Bring together all lines of the material below that contain the string "Output".

(Figure record listings)
- - - - - - -

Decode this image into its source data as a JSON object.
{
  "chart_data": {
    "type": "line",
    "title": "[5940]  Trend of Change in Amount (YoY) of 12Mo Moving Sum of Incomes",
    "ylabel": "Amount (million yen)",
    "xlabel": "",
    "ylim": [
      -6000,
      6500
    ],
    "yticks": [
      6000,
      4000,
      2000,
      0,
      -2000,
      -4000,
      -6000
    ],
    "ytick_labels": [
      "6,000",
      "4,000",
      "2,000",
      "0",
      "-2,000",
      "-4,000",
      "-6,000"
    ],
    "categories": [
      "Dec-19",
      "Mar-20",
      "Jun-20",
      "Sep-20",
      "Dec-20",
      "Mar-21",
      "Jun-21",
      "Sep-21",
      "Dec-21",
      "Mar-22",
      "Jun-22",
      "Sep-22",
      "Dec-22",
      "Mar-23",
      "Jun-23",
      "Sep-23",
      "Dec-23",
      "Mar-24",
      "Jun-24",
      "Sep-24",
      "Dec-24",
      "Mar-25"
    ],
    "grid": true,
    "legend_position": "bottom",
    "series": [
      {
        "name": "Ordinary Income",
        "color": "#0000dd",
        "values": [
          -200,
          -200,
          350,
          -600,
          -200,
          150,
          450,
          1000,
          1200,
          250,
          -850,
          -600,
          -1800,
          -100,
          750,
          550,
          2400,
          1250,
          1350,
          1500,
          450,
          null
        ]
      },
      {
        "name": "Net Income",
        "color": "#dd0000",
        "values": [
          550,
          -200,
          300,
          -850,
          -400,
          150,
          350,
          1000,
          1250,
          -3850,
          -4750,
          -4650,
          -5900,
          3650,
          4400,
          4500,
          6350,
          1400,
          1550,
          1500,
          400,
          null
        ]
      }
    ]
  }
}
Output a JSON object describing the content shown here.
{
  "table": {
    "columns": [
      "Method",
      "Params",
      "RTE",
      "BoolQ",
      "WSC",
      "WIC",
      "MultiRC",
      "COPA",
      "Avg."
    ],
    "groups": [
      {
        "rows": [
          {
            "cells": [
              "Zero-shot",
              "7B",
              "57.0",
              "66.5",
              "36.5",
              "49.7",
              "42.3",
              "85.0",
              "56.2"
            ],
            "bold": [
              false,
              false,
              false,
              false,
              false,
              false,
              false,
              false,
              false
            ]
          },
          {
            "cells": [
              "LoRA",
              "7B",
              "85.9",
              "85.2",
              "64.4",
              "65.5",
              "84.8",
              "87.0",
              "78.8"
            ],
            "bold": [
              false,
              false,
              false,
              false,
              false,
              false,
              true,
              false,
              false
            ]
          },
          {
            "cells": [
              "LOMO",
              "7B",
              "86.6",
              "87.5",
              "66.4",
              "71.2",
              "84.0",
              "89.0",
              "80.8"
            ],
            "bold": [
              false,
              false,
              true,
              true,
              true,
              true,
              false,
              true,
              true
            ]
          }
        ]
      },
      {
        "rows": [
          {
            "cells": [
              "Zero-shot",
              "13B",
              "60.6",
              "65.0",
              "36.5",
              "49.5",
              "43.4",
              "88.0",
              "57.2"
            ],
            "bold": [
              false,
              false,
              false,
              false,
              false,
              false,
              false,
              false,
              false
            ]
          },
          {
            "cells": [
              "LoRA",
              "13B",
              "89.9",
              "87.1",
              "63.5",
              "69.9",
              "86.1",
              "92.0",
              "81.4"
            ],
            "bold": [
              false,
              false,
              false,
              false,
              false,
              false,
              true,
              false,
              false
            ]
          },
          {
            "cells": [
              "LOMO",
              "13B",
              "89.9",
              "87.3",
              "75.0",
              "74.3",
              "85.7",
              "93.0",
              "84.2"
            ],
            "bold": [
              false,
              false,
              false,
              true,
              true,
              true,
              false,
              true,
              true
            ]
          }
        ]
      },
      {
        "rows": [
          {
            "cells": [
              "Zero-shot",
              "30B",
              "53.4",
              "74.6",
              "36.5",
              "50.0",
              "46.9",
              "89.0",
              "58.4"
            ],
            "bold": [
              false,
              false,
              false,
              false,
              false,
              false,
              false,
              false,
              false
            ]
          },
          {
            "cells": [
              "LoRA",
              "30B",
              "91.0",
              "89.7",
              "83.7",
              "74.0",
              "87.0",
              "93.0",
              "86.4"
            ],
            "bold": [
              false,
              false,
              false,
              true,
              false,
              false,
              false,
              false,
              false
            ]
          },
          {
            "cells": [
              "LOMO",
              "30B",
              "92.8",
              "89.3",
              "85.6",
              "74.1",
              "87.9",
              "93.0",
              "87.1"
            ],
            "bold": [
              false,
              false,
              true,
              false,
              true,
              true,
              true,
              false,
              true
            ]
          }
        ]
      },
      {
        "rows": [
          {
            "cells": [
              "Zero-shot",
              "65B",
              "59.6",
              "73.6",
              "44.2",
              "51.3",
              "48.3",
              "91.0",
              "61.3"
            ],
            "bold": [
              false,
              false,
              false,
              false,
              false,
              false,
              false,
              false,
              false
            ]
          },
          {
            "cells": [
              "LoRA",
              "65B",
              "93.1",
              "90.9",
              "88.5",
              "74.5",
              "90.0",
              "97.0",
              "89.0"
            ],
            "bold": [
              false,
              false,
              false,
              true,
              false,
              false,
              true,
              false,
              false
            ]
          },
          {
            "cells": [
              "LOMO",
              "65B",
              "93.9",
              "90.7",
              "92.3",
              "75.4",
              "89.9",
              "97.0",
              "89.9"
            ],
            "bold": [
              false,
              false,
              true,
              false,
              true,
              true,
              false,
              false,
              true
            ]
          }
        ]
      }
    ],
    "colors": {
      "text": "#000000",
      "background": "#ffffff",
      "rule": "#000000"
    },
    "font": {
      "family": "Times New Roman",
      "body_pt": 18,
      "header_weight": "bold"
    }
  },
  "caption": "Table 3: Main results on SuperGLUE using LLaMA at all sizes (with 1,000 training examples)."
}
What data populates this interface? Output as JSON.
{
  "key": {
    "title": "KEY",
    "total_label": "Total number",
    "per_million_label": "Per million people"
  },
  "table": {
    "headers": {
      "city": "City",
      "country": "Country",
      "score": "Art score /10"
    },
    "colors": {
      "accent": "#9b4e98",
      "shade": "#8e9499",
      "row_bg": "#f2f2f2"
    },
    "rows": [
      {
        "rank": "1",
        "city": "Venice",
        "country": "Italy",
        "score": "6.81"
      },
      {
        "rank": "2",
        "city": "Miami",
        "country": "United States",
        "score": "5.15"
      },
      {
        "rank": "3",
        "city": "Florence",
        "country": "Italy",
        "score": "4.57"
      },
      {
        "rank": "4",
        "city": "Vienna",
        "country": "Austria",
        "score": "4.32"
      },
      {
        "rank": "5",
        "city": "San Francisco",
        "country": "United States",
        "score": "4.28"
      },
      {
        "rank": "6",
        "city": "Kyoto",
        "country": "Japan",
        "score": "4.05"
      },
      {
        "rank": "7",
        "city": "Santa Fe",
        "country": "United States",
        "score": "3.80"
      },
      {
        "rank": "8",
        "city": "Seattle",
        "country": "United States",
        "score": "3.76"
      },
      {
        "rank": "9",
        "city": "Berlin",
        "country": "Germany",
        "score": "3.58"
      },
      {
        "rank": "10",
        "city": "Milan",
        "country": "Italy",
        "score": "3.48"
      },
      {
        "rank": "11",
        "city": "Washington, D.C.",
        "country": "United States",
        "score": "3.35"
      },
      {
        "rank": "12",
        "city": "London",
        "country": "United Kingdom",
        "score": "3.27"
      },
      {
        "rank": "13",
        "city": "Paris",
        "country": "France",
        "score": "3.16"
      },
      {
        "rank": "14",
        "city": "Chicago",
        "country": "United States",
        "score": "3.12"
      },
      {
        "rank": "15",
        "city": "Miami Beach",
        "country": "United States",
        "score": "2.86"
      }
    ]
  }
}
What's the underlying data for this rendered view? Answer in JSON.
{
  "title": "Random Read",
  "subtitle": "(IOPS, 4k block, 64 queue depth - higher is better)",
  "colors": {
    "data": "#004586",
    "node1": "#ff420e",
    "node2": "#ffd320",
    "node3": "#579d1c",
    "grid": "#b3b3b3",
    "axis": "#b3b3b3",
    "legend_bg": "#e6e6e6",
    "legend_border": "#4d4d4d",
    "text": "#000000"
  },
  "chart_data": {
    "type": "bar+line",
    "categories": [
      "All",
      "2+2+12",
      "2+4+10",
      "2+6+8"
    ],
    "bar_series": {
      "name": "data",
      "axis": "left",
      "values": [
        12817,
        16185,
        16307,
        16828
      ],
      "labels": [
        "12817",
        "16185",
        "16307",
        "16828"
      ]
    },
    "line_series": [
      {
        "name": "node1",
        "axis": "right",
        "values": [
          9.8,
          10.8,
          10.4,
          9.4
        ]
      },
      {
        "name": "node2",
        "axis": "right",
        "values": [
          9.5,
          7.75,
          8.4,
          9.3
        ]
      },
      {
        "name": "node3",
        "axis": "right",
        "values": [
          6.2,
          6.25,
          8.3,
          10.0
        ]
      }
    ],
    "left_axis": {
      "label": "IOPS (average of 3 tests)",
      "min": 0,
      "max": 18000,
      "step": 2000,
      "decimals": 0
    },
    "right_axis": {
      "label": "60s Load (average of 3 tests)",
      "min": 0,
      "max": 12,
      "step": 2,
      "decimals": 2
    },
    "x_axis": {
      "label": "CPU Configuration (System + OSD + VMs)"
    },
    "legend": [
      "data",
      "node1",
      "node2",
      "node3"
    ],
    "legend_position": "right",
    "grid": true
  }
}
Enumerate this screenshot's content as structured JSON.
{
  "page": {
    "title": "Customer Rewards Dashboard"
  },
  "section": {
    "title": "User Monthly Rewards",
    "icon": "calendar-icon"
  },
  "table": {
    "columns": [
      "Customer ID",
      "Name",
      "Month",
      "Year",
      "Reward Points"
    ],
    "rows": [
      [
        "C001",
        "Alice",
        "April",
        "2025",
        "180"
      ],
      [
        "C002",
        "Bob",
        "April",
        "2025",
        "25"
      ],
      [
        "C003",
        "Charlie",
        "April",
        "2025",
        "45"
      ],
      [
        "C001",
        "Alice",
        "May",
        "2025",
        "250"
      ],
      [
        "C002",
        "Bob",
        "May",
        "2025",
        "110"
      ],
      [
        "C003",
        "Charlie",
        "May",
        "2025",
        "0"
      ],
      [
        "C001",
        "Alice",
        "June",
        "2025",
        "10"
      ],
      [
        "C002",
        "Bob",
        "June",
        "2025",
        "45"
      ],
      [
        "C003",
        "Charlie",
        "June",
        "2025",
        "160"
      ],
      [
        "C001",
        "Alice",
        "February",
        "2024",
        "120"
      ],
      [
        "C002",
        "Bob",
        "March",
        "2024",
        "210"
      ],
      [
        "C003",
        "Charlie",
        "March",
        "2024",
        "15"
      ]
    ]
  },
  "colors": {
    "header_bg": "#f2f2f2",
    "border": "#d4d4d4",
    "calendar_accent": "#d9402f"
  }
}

- - - - - - -

• Answer to this exercise:
Output a JSON object describing the content shown here.
What data populates this interface? Output as JSON.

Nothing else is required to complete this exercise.